**GIVEN REQUEST:** Go through the listing beneath this task and return every line that carries the string "hungry".

**SUPPLIED DATA:**
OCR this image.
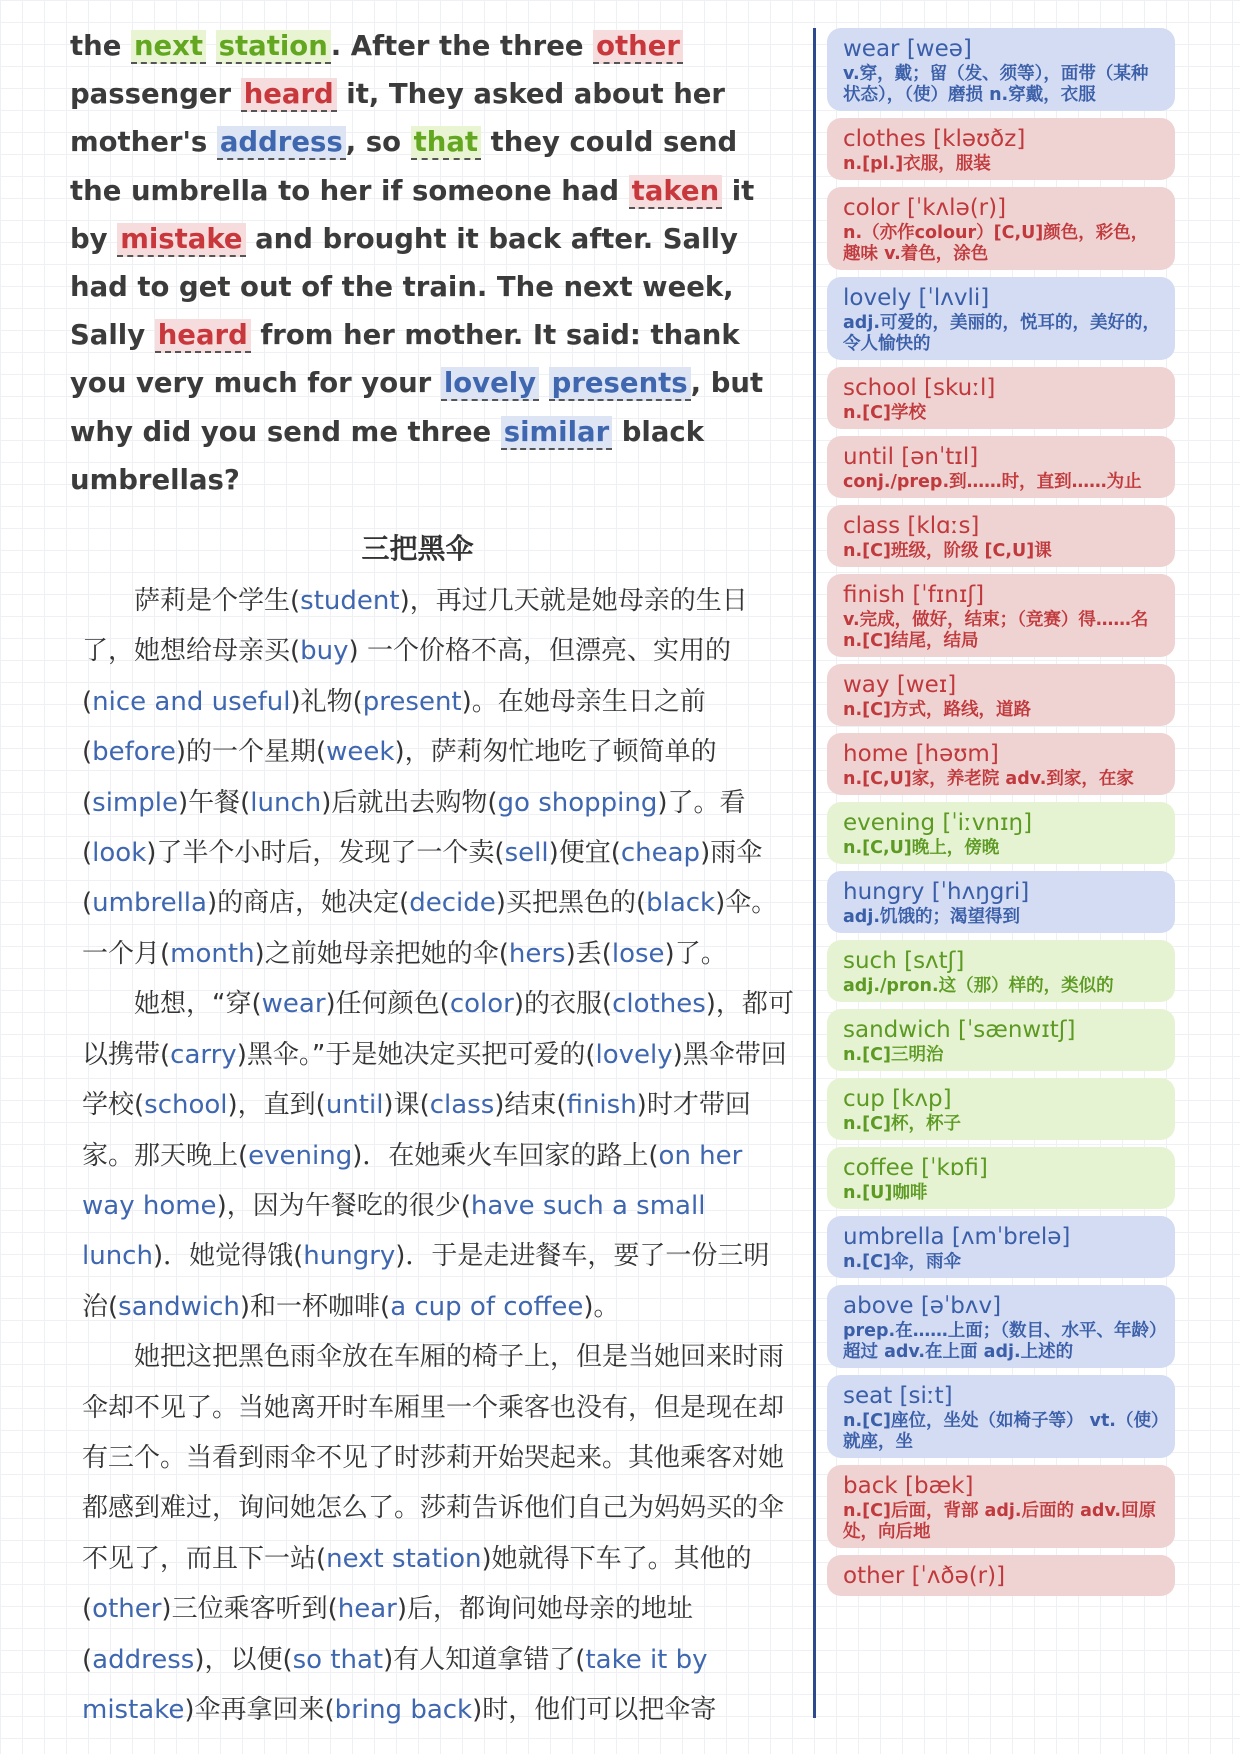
the next station . After the three other passenger heard it, They asked about her mother's address , so that they could send the umbrella to her if someone had taken it by mistake and brought it back after. Sally had to get out of the train. The next week, Sally heard from her mother. It said: thank you very much for your lovely presents , but why did you send me three similar black umbrellas?

三把黑伞

萨莉是个学生(student)，再过几天就是她母亲的生日了，她想给母亲买(buy) 一个价格不高，但漂亮、实用的(nice and useful)礼物(present)。在她母亲生日之前(before)的一个星期(week)，萨莉匆忙地吃了顿简单的(simple)午餐(lunch)后就出去购物(go shopping)了。看(look)了半个小时后，发现了一个卖(sell)便宜(cheap)雨伞(umbrella)的商店，她决定(decide)买把黑色的(black)伞。一个月(month)之前她母亲把她的伞(hers)丢(lose)了。

她想，“穿(wear)任何颜色(color)的衣服(clothes)，都可以携带(carry)黑伞。”于是她决定买把可爱的(lovely)黑伞带回学校(school)，直到(until)课(class)结束(finish)时才带回家。那天晚上(evening)．在她乘火车回家的路上(on her way home)，因为午餐吃的很少(have such a small lunch)．她觉得饿(hungry)．于是走进餐车，要了一份三明治(sandwich)和一杯咖啡(a cup of coffee)。

她把这把黑色雨伞放在车厢的椅子上，但是当她回来时雨伞却不见了。当她离开时车厢里一个乘客也没有，但是现在却有三个。当看到雨伞不见了时莎莉开始哭起来。其他乘客对她都感到难过，询问她怎么了。莎莉告诉他们自己为妈妈买的伞不见了，而且下一站(next station)她就得下车了。其他的(other)三位乘客听到(hear)后，都询问她母亲的地址(address)，以便(so that)有人知道拿错了(take it by mistake)伞再拿回来(bring back)时，他们可以把伞寄

wear [weə]
v.穿，戴；留（发、须等），面带（某种状态），（使）磨损 n.穿戴，衣服
clothes [kləʊðz]
n.[pl.]衣服，服装
color [ˈkʌlə(r)]
n.（亦作colour）[C,U]颜色，彩色，趣味 v.着色，涂色
lovely [ˈlʌvli]
adj.可爱的，美丽的，悦耳的，美好的，令人愉快的
school [skuːl]
n.[C]学校
until [ənˈtɪl]
conj./prep.到……时，直到……为止
class [klɑːs]
n.[C]班级，阶级 [C,U]课
finish [ˈfɪnɪʃ]
v.完成，做好，结束；（竞赛）得……名 n.[C]结尾，结局
way [weɪ]
n.[C]方式，路线，道路
home [həʊm]
n.[C,U]家，养老院 adv.到家，在家
evening [ˈiːvnɪŋ]
n.[C,U]晚上，傍晚
hungry [ˈhʌŋgri]
adj.饥饿的；渴望得到
such [sʌtʃ]
adj./pron.这（那）样的，类似的
sandwich [ˈsænwɪtʃ]
n.[C]三明治
cup [kʌp]
n.[C]杯，杯子
coffee [ˈkɒfi]
n.[U]咖啡
umbrella [ʌmˈbrelə]
n.[C]伞，雨伞
above [əˈbʌv]
prep.在……上面；（数目、水平、年龄）超过 adv.在上面 adj.上述的
seat [siːt]
n.[C]座位，坐处（如椅子等） vt.（使）就座，坐
back [bæk]
n.[C]后面，背部 adj.后面的 adv.回原处，向后地
other [ˈʌðə(r)]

**WORKED ANSWER:**
她想，“穿(wear)任何颜色(color)的衣服(clothes)，都可以携带(carry)黑伞。”于是她决定买把可爱的(lovely)黑伞带回学校(school)，直到(until)课(class)结束(finish)时才带回家。那天晚上(evening)．在她乘火车回家的路上(on her way home)，因为午餐吃的很少(have such a small lunch)．她觉得饿(hungry)．于是走进餐车，要了一份三明治(sandwich)和一杯咖啡(a cup of coffee)。
hungry [ˈhʌŋgri]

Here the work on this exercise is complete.